Problem requirements
Find the line that contains "What text is on this page?" in the entries below. Output it and each later line exactly, and nothing else.

[BEGIN Records to use]

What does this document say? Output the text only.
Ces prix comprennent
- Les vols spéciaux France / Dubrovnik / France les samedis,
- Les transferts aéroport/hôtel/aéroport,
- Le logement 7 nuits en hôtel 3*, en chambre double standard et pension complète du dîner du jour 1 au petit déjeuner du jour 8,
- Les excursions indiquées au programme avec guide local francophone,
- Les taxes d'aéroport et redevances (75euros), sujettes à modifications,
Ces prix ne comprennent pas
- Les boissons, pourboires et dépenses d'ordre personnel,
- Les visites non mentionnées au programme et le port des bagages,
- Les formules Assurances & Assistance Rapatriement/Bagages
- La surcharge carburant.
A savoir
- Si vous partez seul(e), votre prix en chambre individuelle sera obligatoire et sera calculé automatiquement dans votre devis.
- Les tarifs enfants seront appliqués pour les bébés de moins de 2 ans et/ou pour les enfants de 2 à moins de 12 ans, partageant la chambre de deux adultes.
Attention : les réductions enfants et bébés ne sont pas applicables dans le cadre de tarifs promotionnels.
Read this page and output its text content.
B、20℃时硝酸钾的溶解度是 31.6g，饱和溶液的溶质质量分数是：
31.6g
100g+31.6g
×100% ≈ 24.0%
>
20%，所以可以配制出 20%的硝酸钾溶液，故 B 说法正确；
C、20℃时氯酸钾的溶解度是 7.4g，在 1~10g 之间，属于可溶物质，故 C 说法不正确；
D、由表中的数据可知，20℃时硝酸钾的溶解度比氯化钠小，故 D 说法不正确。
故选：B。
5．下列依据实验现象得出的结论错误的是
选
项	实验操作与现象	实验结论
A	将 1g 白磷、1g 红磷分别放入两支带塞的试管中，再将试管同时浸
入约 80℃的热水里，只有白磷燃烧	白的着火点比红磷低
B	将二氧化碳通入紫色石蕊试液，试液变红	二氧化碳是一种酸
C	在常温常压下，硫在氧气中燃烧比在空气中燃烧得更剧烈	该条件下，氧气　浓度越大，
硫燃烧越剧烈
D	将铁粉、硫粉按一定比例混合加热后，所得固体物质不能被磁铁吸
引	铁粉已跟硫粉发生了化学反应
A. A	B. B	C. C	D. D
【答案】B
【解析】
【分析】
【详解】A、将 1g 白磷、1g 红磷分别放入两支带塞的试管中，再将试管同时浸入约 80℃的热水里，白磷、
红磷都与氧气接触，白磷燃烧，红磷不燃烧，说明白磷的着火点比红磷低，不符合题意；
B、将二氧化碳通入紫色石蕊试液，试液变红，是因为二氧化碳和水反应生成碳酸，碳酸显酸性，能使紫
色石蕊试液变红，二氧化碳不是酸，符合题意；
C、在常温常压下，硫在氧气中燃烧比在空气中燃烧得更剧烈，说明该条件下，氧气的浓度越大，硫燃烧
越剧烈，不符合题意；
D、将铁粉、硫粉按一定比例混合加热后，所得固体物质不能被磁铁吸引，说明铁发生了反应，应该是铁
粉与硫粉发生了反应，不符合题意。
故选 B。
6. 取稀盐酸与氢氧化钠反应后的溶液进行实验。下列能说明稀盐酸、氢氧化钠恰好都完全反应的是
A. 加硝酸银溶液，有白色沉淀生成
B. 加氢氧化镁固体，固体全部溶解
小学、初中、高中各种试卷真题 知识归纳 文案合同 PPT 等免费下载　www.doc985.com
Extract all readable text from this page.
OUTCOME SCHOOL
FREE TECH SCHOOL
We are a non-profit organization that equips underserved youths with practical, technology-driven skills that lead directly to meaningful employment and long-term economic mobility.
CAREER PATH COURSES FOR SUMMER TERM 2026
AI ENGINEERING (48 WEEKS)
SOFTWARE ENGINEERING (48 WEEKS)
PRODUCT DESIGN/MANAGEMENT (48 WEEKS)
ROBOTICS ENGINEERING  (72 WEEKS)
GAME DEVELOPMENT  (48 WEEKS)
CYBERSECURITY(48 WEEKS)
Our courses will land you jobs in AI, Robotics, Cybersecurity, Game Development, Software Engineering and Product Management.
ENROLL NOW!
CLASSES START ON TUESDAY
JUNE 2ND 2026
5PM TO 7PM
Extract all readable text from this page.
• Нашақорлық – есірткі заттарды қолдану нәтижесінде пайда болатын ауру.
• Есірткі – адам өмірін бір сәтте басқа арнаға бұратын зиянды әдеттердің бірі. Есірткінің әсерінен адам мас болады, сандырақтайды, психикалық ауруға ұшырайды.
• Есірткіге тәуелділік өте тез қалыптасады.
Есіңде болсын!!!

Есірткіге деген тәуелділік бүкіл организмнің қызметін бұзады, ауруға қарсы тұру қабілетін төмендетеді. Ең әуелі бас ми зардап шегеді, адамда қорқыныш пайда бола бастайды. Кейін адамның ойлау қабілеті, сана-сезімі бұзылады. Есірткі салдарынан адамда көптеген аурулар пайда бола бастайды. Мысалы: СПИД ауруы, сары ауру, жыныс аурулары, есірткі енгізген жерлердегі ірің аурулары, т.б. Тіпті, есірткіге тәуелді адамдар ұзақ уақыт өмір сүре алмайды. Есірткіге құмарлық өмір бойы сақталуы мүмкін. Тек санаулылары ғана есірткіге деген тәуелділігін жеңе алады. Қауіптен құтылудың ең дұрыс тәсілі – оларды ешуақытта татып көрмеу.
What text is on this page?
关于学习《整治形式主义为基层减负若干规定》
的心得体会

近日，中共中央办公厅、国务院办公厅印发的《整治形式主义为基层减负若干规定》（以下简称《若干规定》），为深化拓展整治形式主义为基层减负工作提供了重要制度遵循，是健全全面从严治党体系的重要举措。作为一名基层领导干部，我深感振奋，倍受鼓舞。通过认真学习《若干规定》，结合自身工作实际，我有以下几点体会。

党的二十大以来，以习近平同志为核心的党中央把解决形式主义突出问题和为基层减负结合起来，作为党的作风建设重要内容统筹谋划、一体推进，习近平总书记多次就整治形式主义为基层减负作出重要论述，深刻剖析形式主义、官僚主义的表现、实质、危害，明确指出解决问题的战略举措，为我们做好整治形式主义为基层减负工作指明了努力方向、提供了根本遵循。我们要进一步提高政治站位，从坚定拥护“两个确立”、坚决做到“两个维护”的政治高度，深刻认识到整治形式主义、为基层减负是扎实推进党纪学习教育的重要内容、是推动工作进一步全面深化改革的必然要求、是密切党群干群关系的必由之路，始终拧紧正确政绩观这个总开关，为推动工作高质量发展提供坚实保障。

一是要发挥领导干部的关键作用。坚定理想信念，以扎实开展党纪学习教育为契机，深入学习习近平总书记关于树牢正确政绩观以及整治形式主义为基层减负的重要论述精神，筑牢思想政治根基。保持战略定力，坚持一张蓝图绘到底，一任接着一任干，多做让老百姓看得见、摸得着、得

[END Records to use]

The answer
What text is on this page?
关于学习《整治形式主义为基层减负若干规定》
的心得体会

近日，中共中央办公厅、国务院办公厅印发的《整治形式主义为基层减负若干规定》（以下简称《若干规定》），为深化拓展整治形式主义为基层减负工作提供了重要制度遵循，是健全全面从严治党体系的重要举措。作为一名基层领导干部，我深感振奋，倍受鼓舞。通过认真学习《若干规定》，结合自身工作实际，我有以下几点体会。

党的二十大以来，以习近平同志为核心的党中央把解决形式主义突出问题和为基层减负结合起来，作为党的作风建设重要内容统筹谋划、一体推进，习近平总书记多次就整治形式主义为基层减负作出重要论述，深刻剖析形式主义、官僚主义的表现、实质、危害，明确指出解决问题的战略举措，为我们做好整治形式主义为基层减负工作指明了努力方向、提供了根本遵循。我们要进一步提高政治站位，从坚定拥护“两个确立”、坚决做到“两个维护”的政治高度，深刻认识到整治形式主义、为基层减负是扎实推进党纪学习教育的重要内容、是推动工作进一步全面深化改革的必然要求、是密切党群干群关系的必由之路，始终拧紧正确政绩观这个总开关，为推动工作高质量发展提供坚实保障。

一是要发挥领导干部的关键作用。坚定理想信念，以扎实开展党纪学习教育为契机，深入学习习近平总书记关于树牢正确政绩观以及整治形式主义为基层减负的重要论述精神，筑牢思想政治根基。保持战略定力，坚持一张蓝图绘到底，一任接着一任干，多做让老百姓看得见、摸得着、得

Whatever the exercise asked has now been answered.